**EXERCISE:** Your task is to gather the lines below that hold the string "colors".

**SOURCE MATERIAL:**
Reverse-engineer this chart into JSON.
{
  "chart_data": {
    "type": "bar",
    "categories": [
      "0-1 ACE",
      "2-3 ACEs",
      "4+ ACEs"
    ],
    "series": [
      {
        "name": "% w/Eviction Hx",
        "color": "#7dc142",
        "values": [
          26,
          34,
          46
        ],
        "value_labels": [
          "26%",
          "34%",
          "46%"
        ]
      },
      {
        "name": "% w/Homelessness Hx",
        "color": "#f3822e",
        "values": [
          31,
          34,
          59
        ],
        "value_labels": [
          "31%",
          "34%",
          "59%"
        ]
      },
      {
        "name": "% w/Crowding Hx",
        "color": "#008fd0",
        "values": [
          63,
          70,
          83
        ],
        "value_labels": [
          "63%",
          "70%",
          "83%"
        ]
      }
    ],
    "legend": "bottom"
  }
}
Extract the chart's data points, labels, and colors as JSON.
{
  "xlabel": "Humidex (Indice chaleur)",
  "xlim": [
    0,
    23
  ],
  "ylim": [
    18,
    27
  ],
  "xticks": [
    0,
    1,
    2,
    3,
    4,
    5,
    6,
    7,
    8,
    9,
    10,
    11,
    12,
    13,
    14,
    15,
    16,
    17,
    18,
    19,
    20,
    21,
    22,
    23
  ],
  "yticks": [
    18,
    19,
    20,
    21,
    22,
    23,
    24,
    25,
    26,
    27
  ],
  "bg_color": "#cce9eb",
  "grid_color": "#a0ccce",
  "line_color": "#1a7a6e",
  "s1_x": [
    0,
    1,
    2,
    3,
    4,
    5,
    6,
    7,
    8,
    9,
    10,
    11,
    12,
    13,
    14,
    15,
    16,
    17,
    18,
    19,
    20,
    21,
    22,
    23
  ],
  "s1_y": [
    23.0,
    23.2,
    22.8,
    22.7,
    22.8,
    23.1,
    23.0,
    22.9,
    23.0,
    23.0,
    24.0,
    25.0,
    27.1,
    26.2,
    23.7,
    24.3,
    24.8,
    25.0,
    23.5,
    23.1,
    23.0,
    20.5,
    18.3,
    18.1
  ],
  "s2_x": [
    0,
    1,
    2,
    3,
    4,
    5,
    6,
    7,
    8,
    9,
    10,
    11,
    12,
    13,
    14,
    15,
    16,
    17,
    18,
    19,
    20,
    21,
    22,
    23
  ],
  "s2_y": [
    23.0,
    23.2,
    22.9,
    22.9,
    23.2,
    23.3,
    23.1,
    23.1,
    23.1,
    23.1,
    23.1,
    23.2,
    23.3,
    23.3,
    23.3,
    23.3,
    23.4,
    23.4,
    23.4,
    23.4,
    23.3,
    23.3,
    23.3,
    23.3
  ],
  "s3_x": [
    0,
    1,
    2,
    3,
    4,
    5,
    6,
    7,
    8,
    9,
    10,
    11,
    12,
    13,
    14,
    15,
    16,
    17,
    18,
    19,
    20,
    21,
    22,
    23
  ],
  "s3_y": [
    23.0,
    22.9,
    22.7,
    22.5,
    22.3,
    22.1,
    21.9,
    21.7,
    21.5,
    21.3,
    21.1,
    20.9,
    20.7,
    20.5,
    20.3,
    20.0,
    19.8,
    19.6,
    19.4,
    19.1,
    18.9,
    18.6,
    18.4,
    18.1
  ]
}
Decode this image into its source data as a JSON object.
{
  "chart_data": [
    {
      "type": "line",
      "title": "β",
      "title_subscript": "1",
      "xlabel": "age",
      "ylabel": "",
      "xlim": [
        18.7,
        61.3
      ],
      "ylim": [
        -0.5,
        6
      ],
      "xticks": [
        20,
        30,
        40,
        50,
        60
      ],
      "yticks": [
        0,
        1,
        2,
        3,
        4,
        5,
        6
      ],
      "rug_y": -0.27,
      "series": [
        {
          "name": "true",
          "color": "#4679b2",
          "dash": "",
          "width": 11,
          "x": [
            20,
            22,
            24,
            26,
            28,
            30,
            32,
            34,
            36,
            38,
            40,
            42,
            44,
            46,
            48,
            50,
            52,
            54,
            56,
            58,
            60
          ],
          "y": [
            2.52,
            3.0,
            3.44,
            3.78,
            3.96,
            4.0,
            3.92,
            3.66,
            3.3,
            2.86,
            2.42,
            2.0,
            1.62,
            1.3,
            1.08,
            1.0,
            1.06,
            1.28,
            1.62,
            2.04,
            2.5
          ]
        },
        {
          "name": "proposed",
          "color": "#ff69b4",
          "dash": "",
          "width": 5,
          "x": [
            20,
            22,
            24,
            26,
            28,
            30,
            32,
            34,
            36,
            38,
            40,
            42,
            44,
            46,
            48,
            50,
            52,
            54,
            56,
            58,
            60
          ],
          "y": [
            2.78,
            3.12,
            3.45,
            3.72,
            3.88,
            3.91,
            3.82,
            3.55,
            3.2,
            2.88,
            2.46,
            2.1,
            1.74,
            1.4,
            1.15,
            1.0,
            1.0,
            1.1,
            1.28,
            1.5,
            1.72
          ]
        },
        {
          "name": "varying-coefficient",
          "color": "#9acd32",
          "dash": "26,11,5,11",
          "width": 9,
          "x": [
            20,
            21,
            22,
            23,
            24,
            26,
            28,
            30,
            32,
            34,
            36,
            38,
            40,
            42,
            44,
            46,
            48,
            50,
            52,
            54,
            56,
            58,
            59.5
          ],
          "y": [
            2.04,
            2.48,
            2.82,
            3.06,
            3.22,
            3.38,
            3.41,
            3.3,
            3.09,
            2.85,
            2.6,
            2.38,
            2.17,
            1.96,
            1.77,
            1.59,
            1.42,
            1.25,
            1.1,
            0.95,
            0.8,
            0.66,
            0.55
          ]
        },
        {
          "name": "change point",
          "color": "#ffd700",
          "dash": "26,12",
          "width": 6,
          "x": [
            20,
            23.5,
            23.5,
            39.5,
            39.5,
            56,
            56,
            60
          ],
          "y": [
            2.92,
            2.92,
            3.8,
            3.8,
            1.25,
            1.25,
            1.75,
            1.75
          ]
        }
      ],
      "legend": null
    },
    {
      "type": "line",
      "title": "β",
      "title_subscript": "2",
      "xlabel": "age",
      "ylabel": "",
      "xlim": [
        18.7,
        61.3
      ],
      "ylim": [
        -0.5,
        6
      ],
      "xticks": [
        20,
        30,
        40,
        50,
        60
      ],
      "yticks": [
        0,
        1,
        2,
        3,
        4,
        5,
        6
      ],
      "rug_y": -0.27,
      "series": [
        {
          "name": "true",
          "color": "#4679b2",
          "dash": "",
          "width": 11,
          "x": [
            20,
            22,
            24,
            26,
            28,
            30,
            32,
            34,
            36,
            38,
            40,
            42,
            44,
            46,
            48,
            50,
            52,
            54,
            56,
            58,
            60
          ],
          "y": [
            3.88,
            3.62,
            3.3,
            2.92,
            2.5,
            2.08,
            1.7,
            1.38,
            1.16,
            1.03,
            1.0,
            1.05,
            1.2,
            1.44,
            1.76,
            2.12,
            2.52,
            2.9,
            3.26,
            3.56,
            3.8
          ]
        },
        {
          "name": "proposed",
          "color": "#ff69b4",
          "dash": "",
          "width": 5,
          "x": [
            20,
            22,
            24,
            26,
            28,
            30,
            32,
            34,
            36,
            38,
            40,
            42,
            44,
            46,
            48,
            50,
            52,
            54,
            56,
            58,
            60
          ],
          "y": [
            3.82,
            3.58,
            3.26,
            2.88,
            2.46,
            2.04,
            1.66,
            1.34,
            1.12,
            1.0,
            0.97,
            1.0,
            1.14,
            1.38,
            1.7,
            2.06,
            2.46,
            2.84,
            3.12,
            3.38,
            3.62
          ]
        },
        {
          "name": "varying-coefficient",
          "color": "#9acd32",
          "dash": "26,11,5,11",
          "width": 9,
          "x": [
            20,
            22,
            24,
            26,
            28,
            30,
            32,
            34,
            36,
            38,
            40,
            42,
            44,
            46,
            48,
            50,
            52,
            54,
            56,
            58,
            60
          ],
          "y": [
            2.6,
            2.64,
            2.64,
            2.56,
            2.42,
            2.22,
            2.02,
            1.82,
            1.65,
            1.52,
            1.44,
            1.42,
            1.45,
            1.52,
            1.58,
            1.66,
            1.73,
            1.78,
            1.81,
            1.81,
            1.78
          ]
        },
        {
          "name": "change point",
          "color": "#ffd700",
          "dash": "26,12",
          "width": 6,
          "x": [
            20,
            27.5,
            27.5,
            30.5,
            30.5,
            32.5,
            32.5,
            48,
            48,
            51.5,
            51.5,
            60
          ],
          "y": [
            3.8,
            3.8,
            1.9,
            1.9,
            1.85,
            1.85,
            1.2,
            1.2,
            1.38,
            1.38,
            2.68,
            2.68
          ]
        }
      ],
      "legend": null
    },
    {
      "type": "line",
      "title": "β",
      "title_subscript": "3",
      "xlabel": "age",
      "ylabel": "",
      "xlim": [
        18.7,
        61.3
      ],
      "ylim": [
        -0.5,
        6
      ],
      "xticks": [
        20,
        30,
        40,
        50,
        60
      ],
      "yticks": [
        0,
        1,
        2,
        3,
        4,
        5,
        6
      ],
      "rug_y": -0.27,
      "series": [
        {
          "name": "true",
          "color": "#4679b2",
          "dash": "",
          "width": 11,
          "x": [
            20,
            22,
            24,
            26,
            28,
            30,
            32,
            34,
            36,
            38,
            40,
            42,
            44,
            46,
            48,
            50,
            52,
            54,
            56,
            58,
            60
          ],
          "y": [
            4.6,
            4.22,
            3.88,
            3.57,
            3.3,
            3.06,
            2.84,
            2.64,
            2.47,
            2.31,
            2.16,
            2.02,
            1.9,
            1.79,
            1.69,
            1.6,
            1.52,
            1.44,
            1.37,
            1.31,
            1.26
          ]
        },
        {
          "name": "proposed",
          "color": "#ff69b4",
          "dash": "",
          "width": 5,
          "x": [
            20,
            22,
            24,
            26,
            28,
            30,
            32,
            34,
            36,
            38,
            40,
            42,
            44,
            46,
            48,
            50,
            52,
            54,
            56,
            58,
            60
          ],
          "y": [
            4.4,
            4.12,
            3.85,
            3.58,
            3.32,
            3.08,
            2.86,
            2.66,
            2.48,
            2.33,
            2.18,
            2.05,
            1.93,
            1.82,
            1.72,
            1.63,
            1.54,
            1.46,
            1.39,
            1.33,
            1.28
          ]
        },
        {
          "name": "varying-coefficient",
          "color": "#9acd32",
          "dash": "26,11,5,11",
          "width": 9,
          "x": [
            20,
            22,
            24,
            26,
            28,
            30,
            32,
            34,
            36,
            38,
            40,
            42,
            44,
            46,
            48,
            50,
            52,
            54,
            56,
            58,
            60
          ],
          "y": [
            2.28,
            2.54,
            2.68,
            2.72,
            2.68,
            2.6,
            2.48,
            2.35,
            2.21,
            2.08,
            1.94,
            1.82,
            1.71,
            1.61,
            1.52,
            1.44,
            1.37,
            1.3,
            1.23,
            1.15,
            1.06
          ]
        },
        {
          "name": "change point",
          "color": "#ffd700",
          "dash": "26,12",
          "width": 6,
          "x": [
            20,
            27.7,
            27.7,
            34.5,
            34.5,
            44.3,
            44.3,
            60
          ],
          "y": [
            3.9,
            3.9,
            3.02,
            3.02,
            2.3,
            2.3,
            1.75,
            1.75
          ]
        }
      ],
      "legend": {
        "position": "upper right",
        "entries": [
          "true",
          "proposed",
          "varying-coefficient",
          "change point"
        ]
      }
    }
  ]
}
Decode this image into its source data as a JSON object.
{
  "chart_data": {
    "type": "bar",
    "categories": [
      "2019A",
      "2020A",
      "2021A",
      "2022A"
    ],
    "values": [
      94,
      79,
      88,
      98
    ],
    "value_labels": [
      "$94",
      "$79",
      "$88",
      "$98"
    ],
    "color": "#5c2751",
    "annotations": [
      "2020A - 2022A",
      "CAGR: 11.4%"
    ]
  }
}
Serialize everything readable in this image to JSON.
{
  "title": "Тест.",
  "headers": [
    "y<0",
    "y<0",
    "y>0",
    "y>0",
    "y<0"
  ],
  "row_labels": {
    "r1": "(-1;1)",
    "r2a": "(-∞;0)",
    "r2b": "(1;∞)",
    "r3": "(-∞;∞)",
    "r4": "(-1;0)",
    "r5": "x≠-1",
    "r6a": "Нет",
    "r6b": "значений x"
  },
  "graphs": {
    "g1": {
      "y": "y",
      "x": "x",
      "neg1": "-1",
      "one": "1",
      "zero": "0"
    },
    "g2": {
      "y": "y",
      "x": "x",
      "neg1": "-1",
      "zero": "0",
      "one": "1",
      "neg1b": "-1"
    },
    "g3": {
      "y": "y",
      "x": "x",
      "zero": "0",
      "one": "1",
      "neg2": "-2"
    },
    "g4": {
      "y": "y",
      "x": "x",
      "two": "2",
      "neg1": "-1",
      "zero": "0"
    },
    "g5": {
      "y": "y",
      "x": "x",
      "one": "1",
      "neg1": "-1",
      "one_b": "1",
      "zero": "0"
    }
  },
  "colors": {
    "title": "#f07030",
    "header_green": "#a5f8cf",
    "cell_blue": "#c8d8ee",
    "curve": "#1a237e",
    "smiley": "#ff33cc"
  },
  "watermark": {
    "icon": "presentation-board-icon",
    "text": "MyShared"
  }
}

**RESPONSE TO THE EXERCISE:**
Extract the chart's data points, labels, and colors as JSON.
  "colors": {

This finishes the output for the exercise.